» **Goal**:
How many lines hold the string "изложить"? Give only the number.

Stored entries

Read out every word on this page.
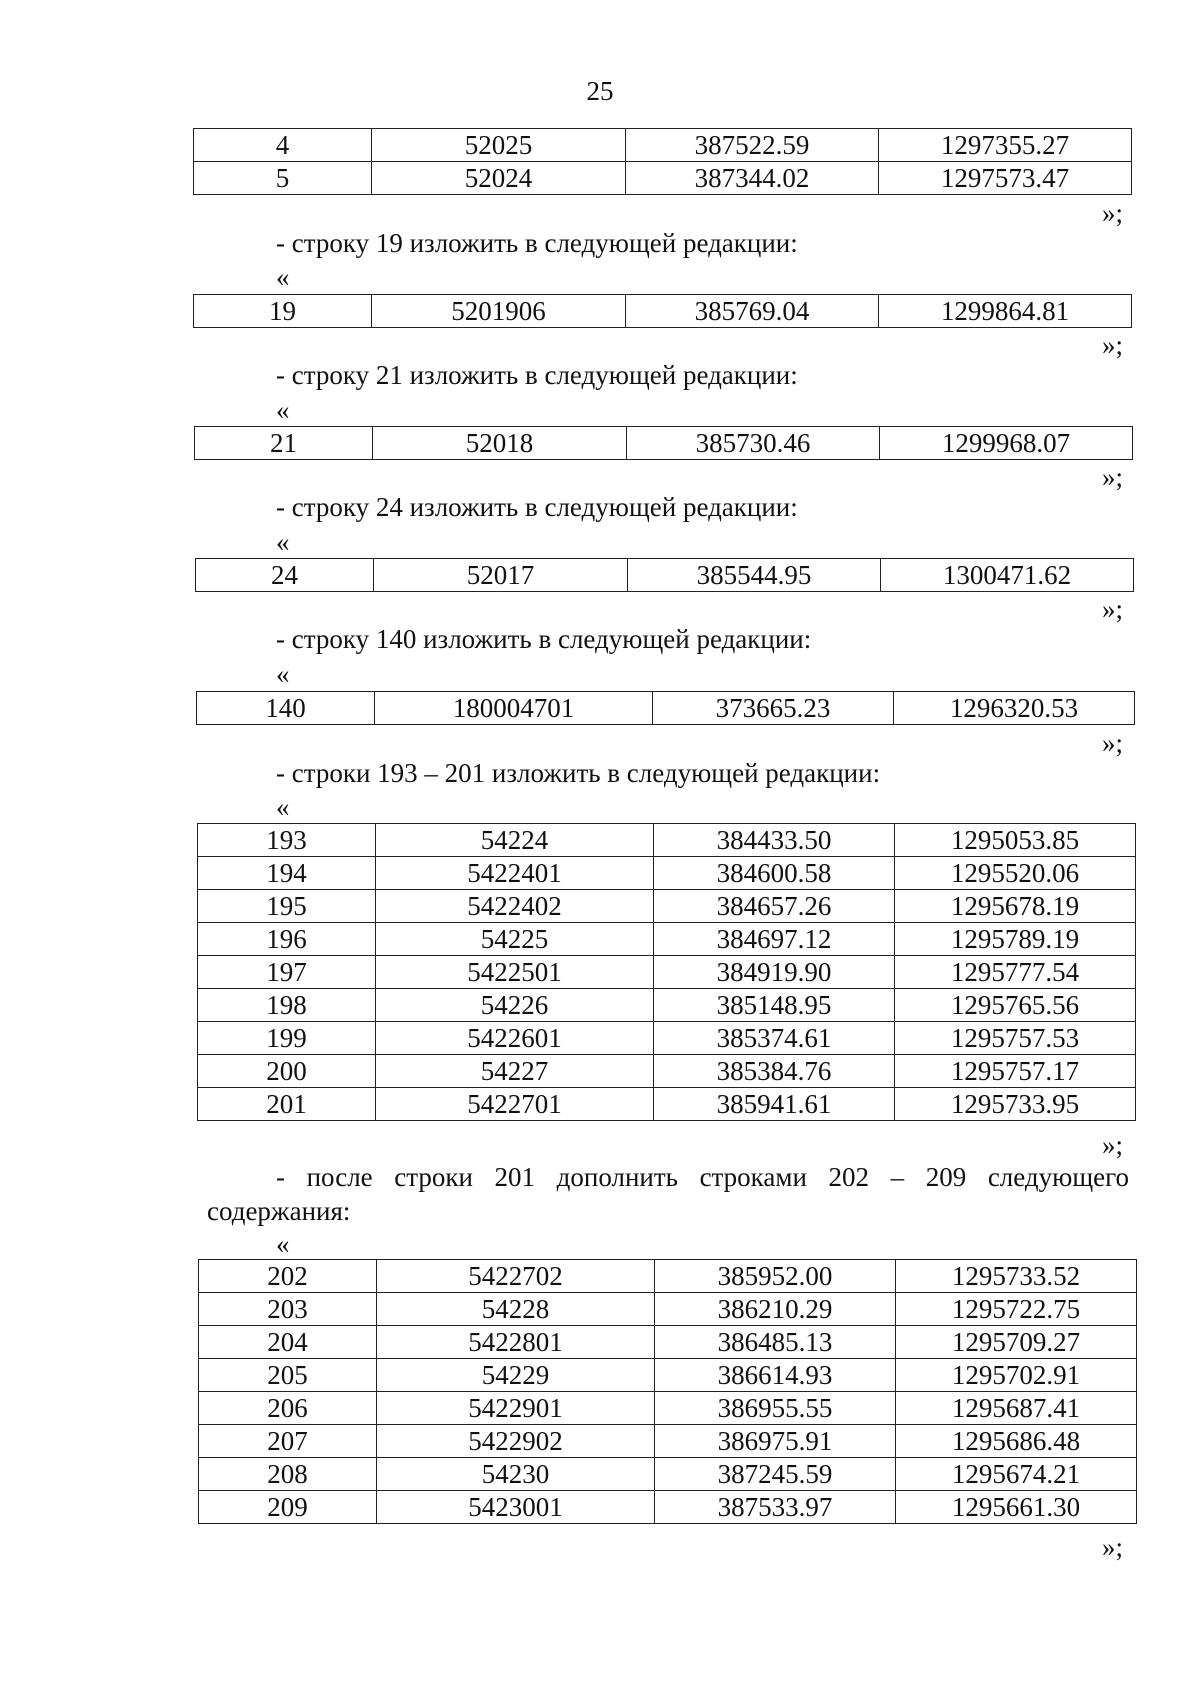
25
4	52025	387522.59	1297355.27
5	52024	387344.02	1297573.47
»;
- строку 19 изложить в следующей редакции:
«
19	5201906	385769.04	1299864.81
»;
- строку 21 изложить в следующей редакции:
«
21	52018	385730.46	1299968.07
»;
- строку 24 изложить в следующей редакции:
«
24	52017	385544.95	1300471.62
»;
- строку 140 изложить в следующей редакции:
«
140	180004701	373665.23	1296320.53
»;
- строки 193 – 201 изложить в следующей редакции:
«
193	54224	384433.50	1295053.85
194	5422401	384600.58	1295520.06
195	5422402	384657.26	1295678.19
196	54225	384697.12	1295789.19
197	5422501	384919.90	1295777.54
198	54226	385148.95	1295765.56
199	5422601	385374.61	1295757.53
200	54227	385384.76	1295757.17
201	5422701	385941.61	1295733.95
»;
- после строки 201 дополнить строками 202 – 209 следующего содержания:
«
202	5422702	385952.00	1295733.52
203	54228	386210.29	1295722.75
204	5422801	386485.13	1295709.27
205	54229	386614.93	1295702.91
206	5422901	386955.55	1295687.41
207	5422902	386975.91	1295686.48
208	54230	387245.59	1295674.21
209	5423001	387533.97	1295661.30
»;
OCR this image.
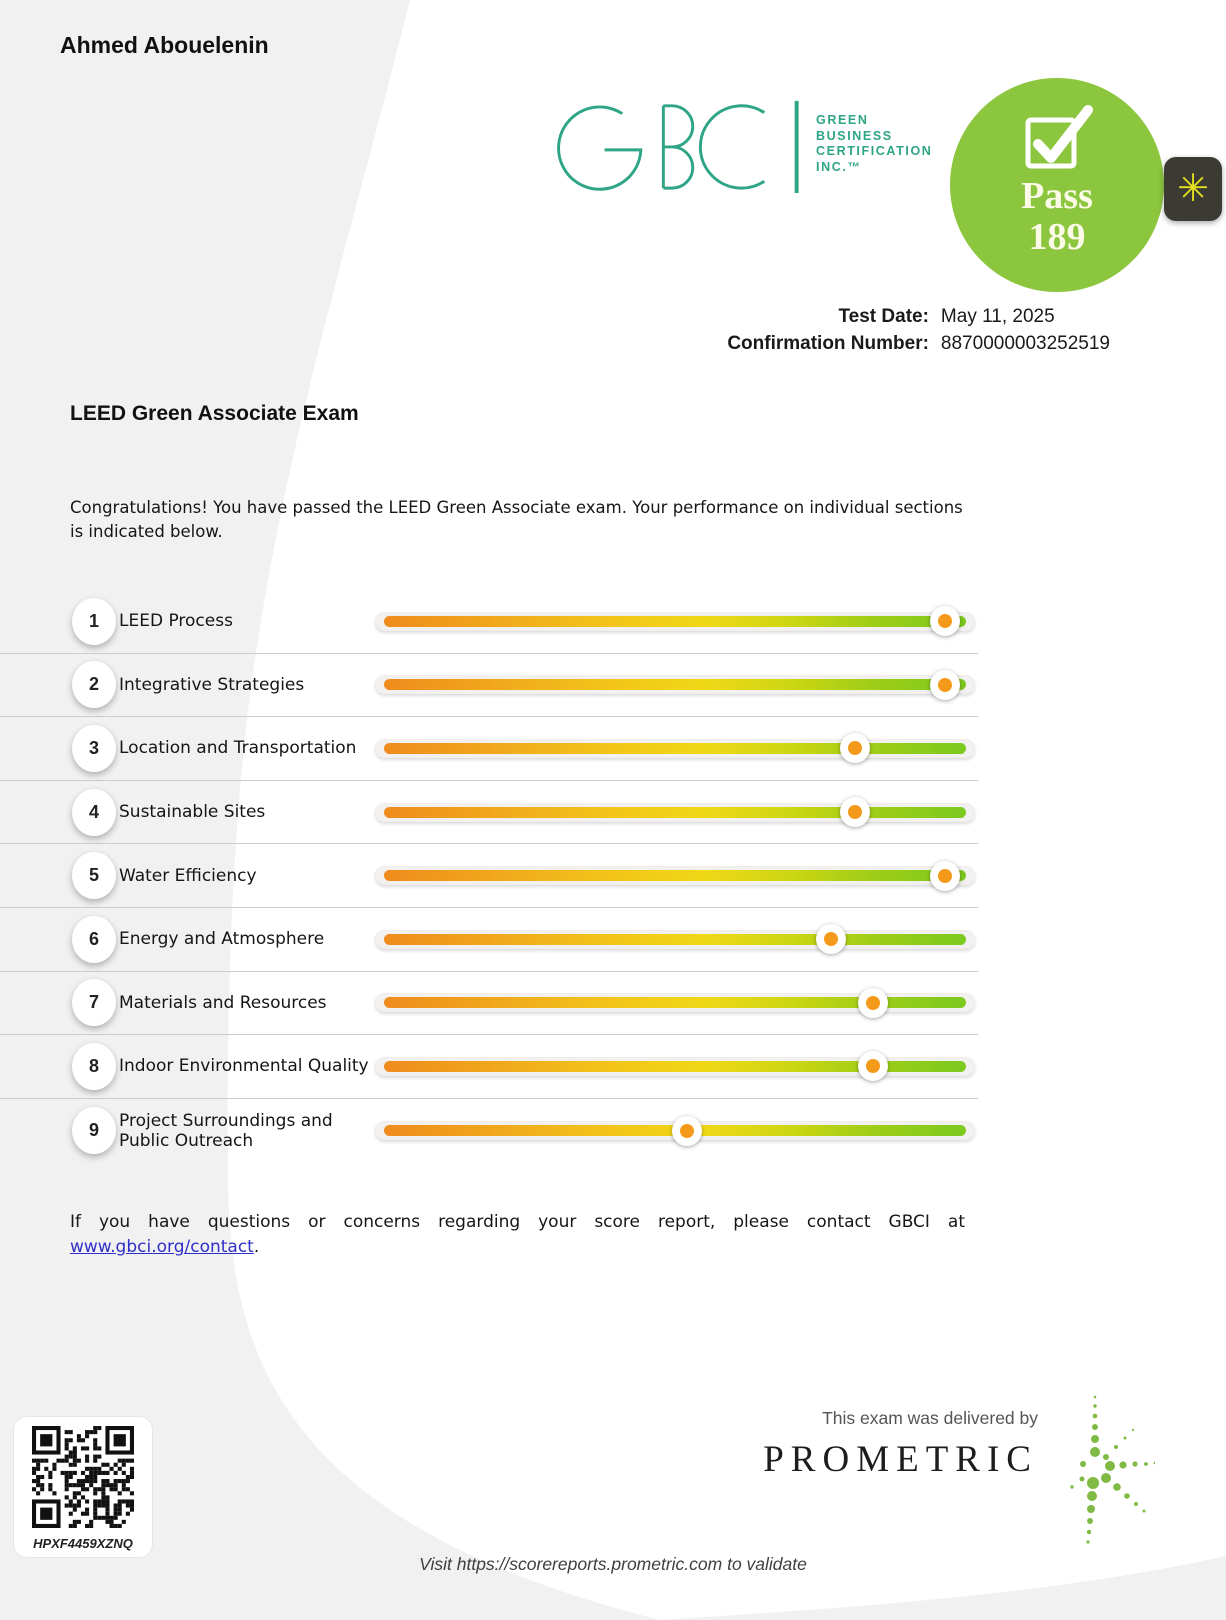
Ahmed Abouelenin
GREEN
BUSINESS
CERTIFICATION
INC.™
Pass
189
✳
Test Date: May 11, 2025
Confirmation Number: 8870000003252519
LEED Green Associate Exam
Congratulations! You have passed the LEED Green Associate exam. Your performance on individual sections is indicated below.
1	LEED Process
2	Integrative Strategies
3	Location and Transportation
4	Sustainable Sites
5	Water Efficiency
6	Energy and Atmosphere
7	Materials and Resources
8	Indoor Environmental Quality
9	Project Surroundings and Public Outreach
If you have questions or concerns regarding your score report, please contact GBCI at www.gbci.org/contact.
HPXF4459XZNQ
This exam was delivered by
PROMETRIC
Visit https://scorereports.prometric.com to validate
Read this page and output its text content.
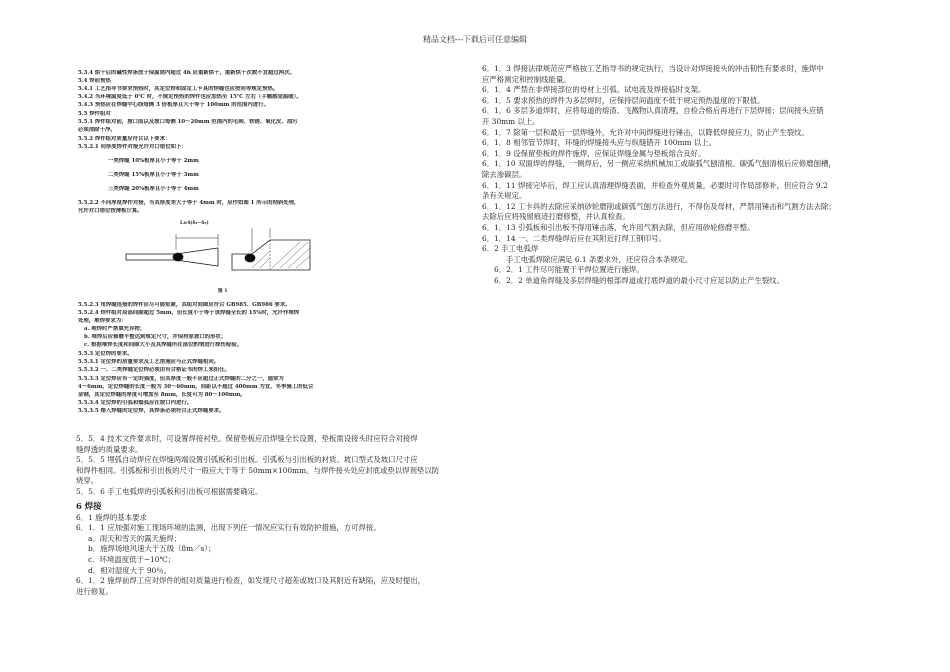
精品文档---下载后可任意编辑
5.3.4 烘干后的碱性焊条放于保温筒内超过 4h 应重新烘干，重新烘干次数不宜超过两次。
5.4 焊前预热
5.4.1 工艺指导书要求预热时，其定位焊和固定工卡具的焊缝也应按同等规定预热。
5.4.2 当环境温度低于 0℃ 时，不规定预热的焊件也应加热至 15℃ 左右（手触感觉温暖）。
5.4.3 预热应在焊缝中心线每侧 3 倍板厚且大于等于 100mm 的范围内进行。
5.5 焊件组对
5.5.1 焊件组对前，坡口面以及坡口每侧 10～20mm 范围内的毛刺、铁锈、氧化皮、油污
必须清除干净。
5.5.2 焊件组对质量应符合以下要求：
5.5.2.1 同厚度焊件对接允许对口错位如下：
一类焊缝 10%板厚且小于等于 2mm
二类焊缝 15%板厚且小于等于 3mm
三类焊缝 20%板厚且小于等于 4mm
5.5.2.2 不同厚度焊件对接，当其厚度差大于等于 4mm 时，应作如图 1 所示的削斜处理，
允许对口错位按薄板计算。
L≥4(δ₁−δ₂)
图 1
5.5.2.3 角焊缝连接的焊件应尽可能贴紧，其组对间隙应符合 GB985、GB986 要求。
5.5.2.4 焊件组对局部间隙超过 5mm，但长度小于等于该焊缝全长的 15%时，允许作堆焊
处理，堆焊要求为：
a. 堆焊时严禁填充异物；
b. 堆焊后应修磨平整达到规定尺寸，并保持原坡口的形状；
c. 根据堆焊长度和间隙大小及其焊缝所在部位酌情进行探伤检验。
5.5.3 定位焊的要求。
5.5.3.1 定位焊的质量要求及工艺措施应与正式焊缝相同。
5.5.3.2 一、二类焊缝定位焊必须由有合格证书的焊工来担任。
5.5.3.3 定位焊应有一定的强度，但其厚度一般不应超过正式焊缝的二分之一，通常为
4～6mm，定位焊缝的长度一般为 30～60mm，间距以不超过 400mm 为宜，冬季施工的低合
金钢，其定位焊缝的厚度可增加至 8mm，长度可为 80～100mm。
5.5.3.4 定位焊的引弧和熄弧应在坡口内进行。
5.5.3.5 熔入焊缝的定位焊，其焊条必须符合正式焊缝要求。

5．5．4 技术文件要求时，可设置焊接衬垫。保留垫板应沿焊缝全长设置，垫板需设接头时应符合对接焊

缝焊透的质量要求。

5．5．5 埋弧自动焊应在焊缝两端设置引弧板和引出板。引弧板与引出板的材质、坡口型式及坡口尺寸应

和焊件相同。引弧板和引出板的尺寸一般应大于等于 50mm×100mm。与焊件接头处应封底或垫以焊剂垫以防

烧穿。

5．5．6 手工电弧焊的引弧板和引出板可根据需要确定。

6 焊接

6．1 施焊的基本要求

6．1．1 应加强对施工现场环境的监测，出现下列任一情况应实行有效防护措施，方可焊接。

a．雨天和雪天的露天施焊；

b．施焊场地风速大于五级（8m／s）；

c．环境温度低于−10℃；

d．相对湿度大于 90％。

6．1．2 施焊前焊工应对焊件的组对质量进行检查，如发现尺寸超差或坡口及其附近有缺陷，应及时提出，

进行修复。

6．1．3 焊接法律规范应严格按工艺指导书的规定执行，当设计对焊接接头的冲击韧性有要求时，施焊中

应严格测定和控制线能量。

6．1．4 严禁在非焊接部位的母材上引弧、试电流及焊接临时支架。

6．1．5 要求预热的焊件为多层焊时，应保持层间温度不低于规定预热温度的下限值。

6．1．6 多层多道焊时，应将每道的熔渣、飞溅物认真清理，自检合格后再进行下层焊接；层间接头应错

开 30mm 以上。

6．1．7 除第一层和最后一层焊缝外，允许对中间焊缝进行锤击，以降低焊接应力，防止产生裂纹。

6．1．8 相邻管节焊时，环缝的焊缝接头应与纵缝错开 100mm 以上。

6．1．9 设保留垫板的焊件施焊，应保证焊缝金属与垫板熔合良好。

6．1．10 双面焊的焊缝，一侧焊后，另一侧应采纳机械加工或碳弧气刨清根。碳弧气刨清根后应修磨刨槽，

除去渗碳层。

6．1．11 焊接完毕后，焊工应认真清理焊缝表面，并检查外观质量，必要时可作局部修补，但应符合 9.2

条有关规定。

6．1．12 工卡具的去除应采纳砂轮磨削或碳弧气刨方法进行，不得伤及母材，严禁用锤击和气割方法去除；

去除后应将残留痕迹打磨修整，并认真检查。

6．1．13 引弧板和引出板不得用锤击落，允许用气割去除，但应用砂轮修磨平整。

6．1．14 一、二类焊缝焊后应在其附近打焊工钢印号。

6．2 手工电弧焊

手工电弧焊除应满足 6.1 条要求外，还应符合本条规定。

6．2．1 工件尽可能置于平焊位置进行施焊。

6．2．2 单道角焊缝及多层焊缝的根部焊道或打底焊道的最小尺寸应足以防止产生裂纹。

» **Exercise result**:
5